# Stated exercise:
Word for word, copy all the data and drop the pictures.

# Data excerpts:
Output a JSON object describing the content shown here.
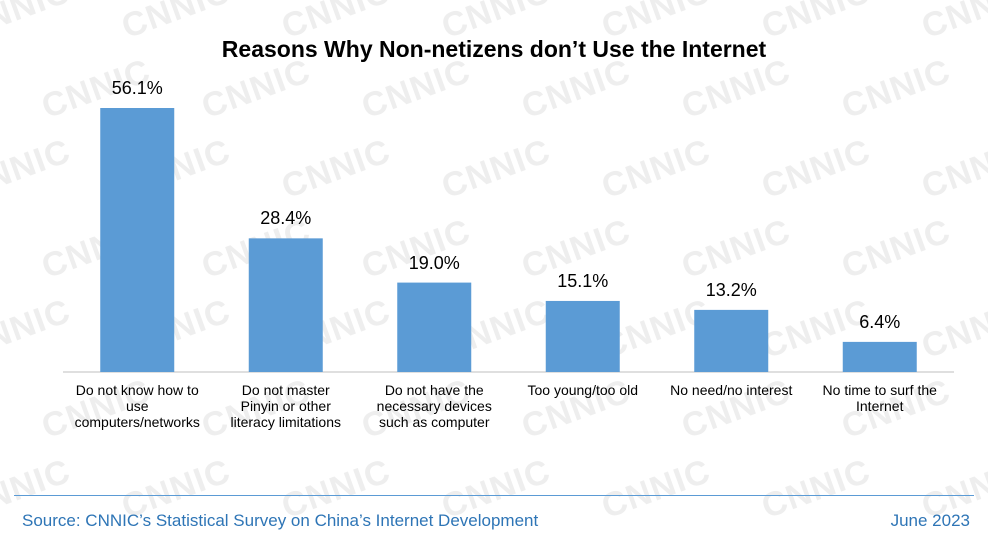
{
  "watermark_text": "CNNIC",
  "chart_data": {
    "type": "bar",
    "title": "Reasons Why Non-netizens don’t Use the Internet",
    "categories": [
      "Do not know how to use computers/networks",
      "Do not master Pinyin or other literacy limitations",
      "Do not have the necessary devices such as computer",
      "Too young/too old",
      "No need/no interest",
      "No time to surf the Internet"
    ],
    "category_lines": [
      [
        "Do not know how to",
        "use",
        "computers/networks"
      ],
      [
        "Do not master",
        "Pinyin or other",
        "literacy limitations"
      ],
      [
        "Do not have the",
        "necessary devices",
        "such as computer"
      ],
      [
        "Too young/too old"
      ],
      [
        "No need/no interest"
      ],
      [
        "No time to surf the",
        "Internet"
      ]
    ],
    "values": [
      56.1,
      28.4,
      19.0,
      15.1,
      13.2,
      6.4
    ],
    "value_labels": [
      "56.1%",
      "28.4%",
      "19.0%",
      "15.1%",
      "13.2%",
      "6.4%"
    ],
    "bar_color": "#5b9bd5",
    "ylim": [
      0,
      60
    ],
    "grid": false,
    "legend": "none"
  },
  "footer": {
    "source": "Source: CNNIC’s Statistical Survey on China’s Internet Development",
    "date": "June 2023",
    "accent_color": "#2e75b6"
  }
}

# Result:
Output a JSON object describing the content shown here.
{
  "watermark_text": "CNNIC",
  "chart_data": {
    "type": "bar",
    "title": "Reasons Why Non-netizens don’t Use the Internet",
    "categories": [
      "Do not know how to use computers/networks",
      "Do not master Pinyin or other literacy limitations",
      "Do not have the necessary devices such as computer",
      "Too young/too old",
      "No need/no interest",
      "No time to surf the Internet"
    ],
    "category_lines": [
      [
        "Do not know how to",
        "use",
        "computers/networks"
      ],
      [
        "Do not master",
        "Pinyin or other",
        "literacy limitations"
      ],
      [
        "Do not have the",
        "necessary devices",
        "such as computer"
      ],
      [
        "Too young/too old"
      ],
      [
        "No need/no interest"
      ],
      [
        "No time to surf the",
        "Internet"
      ]
    ],
    "values": [
      56.1,
      28.4,
      19.0,
      15.1,
      13.2,
      6.4
    ],
    "value_labels": [
      "56.1%",
      "28.4%",
      "19.0%",
      "15.1%",
      "13.2%",
      "6.4%"
    ],
    "bar_color": "#5b9bd5",
    "ylim": [
      0,
      60
    ],
    "grid": false,
    "legend": "none"
  },
  "footer": {
    "source": "Source: CNNIC’s Statistical Survey on China’s Internet Development",
    "date": "June 2023",
    "accent_color": "#2e75b6"
  }
}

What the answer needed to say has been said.